Exercise instructions
Leave out every picture and restate word for word the lines from the one with "Extract all readable text from this page." to the final line.
[START OF Record excerpts]
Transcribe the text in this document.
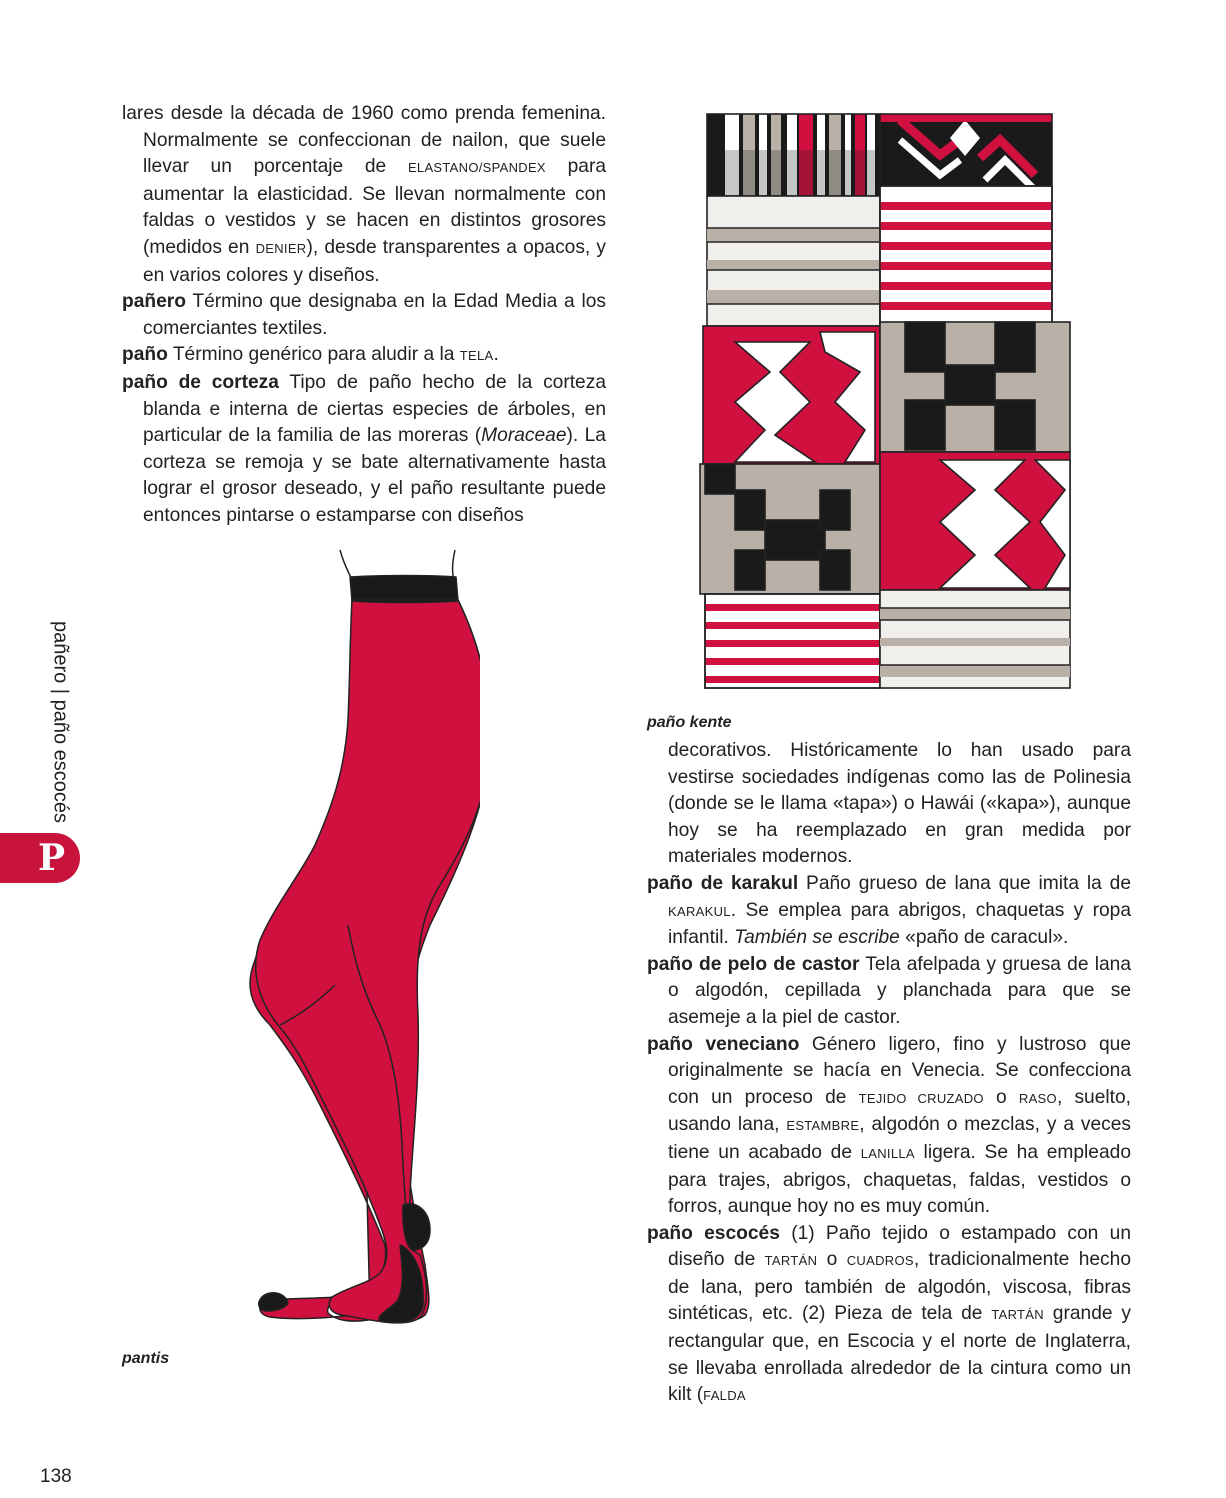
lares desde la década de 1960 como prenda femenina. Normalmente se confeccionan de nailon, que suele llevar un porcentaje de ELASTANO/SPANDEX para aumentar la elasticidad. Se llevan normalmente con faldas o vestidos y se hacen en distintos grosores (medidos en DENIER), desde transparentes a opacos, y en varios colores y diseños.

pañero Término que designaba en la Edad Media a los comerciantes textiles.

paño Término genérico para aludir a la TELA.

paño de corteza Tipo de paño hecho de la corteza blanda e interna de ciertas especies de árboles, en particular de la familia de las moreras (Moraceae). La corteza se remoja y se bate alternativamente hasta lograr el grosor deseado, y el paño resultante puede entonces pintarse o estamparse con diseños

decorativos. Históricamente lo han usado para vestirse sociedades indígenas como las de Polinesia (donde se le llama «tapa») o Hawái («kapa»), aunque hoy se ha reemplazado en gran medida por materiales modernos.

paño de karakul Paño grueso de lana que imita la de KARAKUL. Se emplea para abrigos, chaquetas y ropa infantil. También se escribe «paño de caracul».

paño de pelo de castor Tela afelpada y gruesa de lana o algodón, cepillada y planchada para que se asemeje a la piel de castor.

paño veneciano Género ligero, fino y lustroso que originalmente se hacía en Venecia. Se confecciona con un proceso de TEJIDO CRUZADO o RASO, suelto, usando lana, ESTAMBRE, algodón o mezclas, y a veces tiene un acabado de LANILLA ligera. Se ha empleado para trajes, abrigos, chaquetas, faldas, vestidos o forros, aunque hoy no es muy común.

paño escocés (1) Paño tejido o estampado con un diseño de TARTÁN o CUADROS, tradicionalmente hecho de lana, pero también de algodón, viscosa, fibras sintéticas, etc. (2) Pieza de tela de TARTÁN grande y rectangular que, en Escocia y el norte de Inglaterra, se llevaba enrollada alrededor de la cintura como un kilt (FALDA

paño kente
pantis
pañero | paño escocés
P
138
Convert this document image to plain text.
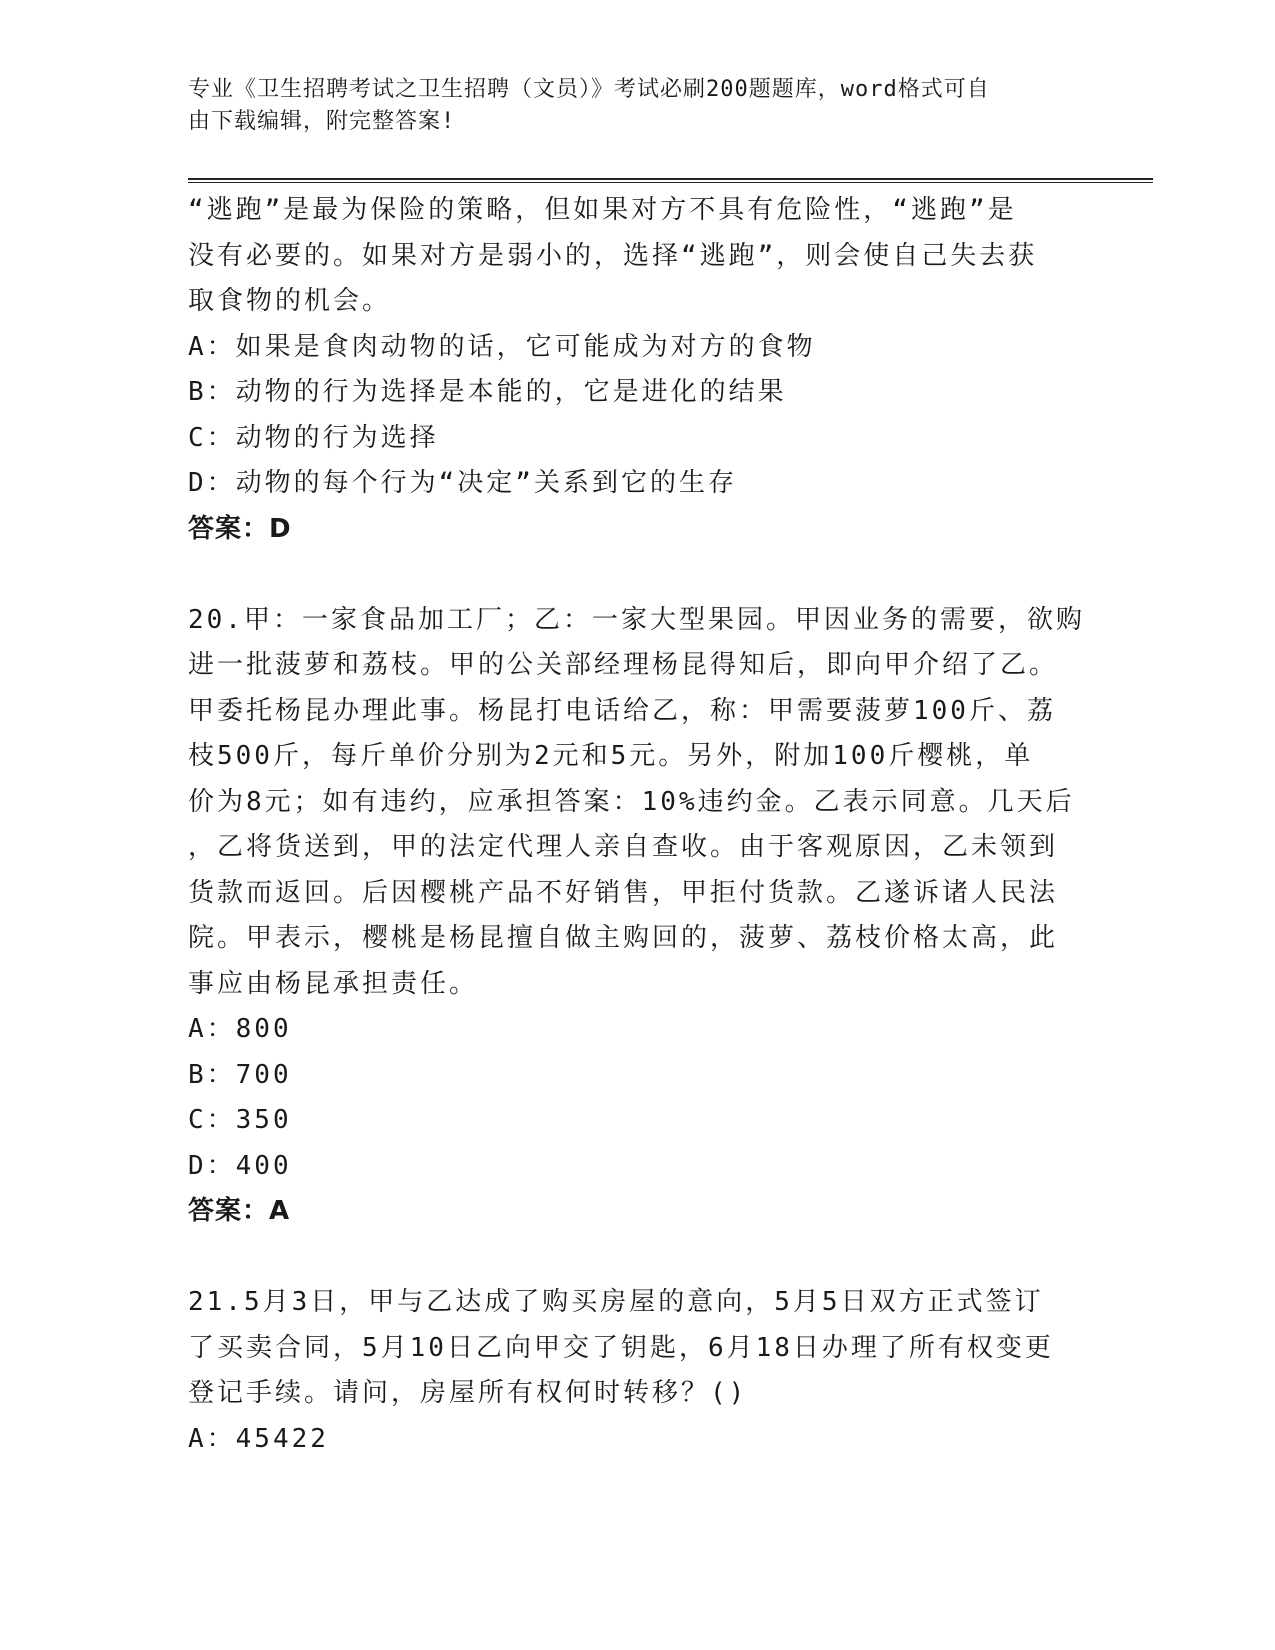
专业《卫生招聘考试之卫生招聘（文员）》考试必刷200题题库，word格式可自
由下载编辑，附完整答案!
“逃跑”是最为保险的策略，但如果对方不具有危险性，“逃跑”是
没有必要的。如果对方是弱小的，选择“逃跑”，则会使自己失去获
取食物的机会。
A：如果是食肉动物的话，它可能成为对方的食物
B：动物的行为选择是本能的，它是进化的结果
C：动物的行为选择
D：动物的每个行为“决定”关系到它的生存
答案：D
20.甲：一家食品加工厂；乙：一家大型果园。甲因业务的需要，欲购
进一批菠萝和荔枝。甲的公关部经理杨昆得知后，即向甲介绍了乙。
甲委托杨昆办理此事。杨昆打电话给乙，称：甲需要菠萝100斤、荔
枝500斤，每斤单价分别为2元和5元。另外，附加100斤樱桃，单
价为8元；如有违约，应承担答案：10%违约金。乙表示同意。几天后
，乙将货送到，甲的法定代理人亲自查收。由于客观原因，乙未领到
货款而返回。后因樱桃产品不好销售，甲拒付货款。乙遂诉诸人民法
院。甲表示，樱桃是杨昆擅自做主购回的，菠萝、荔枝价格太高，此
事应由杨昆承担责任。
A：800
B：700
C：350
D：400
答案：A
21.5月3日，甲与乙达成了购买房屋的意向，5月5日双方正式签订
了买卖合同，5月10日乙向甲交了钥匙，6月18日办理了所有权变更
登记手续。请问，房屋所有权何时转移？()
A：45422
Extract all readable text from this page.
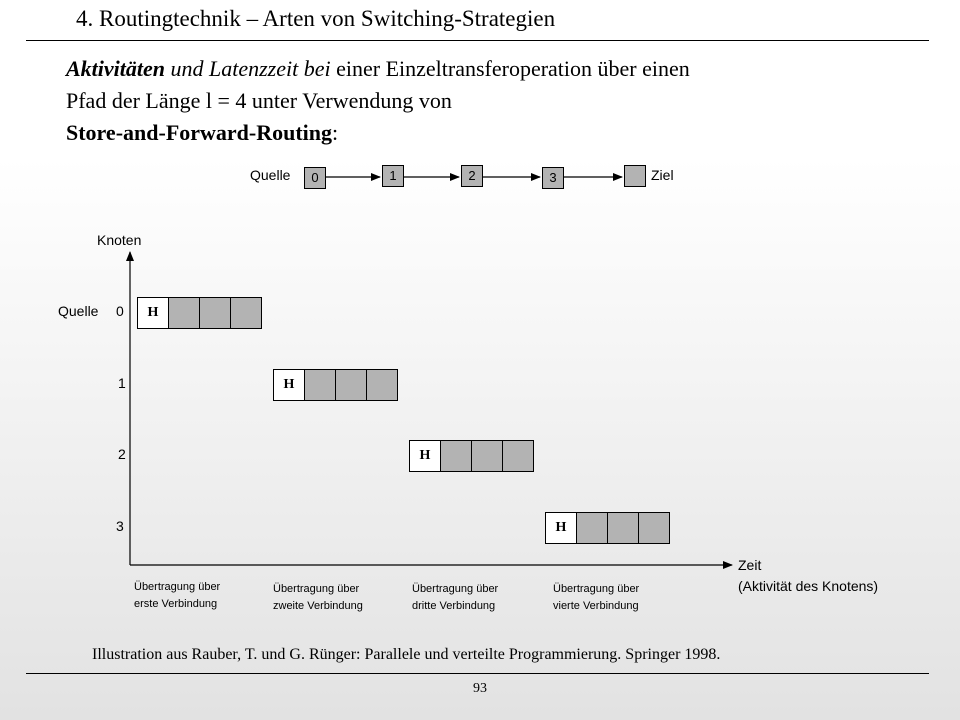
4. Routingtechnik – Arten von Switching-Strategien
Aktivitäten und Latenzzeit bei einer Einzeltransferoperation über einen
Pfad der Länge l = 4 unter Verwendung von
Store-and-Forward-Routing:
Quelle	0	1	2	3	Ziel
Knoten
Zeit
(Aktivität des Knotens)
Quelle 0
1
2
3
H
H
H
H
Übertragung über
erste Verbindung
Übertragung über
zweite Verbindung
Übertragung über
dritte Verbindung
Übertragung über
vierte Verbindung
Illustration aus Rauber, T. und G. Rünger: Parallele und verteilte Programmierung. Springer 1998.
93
[END OF Record excerpts]
Expected answer
Extract all readable text from this page.
4. Routingtechnik – Arten von Switching-Strategien
Aktivitäten und Latenzzeit bei einer Einzeltransferoperation über einen
Pfad der Länge l = 4 unter Verwendung von
Store-and-Forward-Routing:
Quelle	0	1	2	3	Ziel
Knoten
Zeit
(Aktivität des Knotens)
Quelle 0
1
2
3
H
H
H
H
Übertragung über
erste Verbindung
Übertragung über
zweite Verbindung
Übertragung über
dritte Verbindung
Übertragung über
vierte Verbindung
Illustration aus Rauber, T. und G. Rünger: Parallele und verteilte Programmierung. Springer 1998.
93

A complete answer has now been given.